=== Goal ===
Copy each line exactly.

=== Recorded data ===

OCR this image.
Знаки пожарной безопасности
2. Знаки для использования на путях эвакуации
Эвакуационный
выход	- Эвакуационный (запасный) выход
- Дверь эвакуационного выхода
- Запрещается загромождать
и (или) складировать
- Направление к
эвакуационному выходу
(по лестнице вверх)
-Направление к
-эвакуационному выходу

=== Answer to the exercise ===
OCR this image.
Знаки пожарной безопасности
2. Знаки для использования на путях эвакуации
Эвакуационный
выход	- Эвакуационный (запасный) выход
- Дверь эвакуационного выхода
- Запрещается загромождать
и (или) складировать
- Направление к
эвакуационному выходу
(по лестнице вверх)
-Направление к
-эвакуационному выходу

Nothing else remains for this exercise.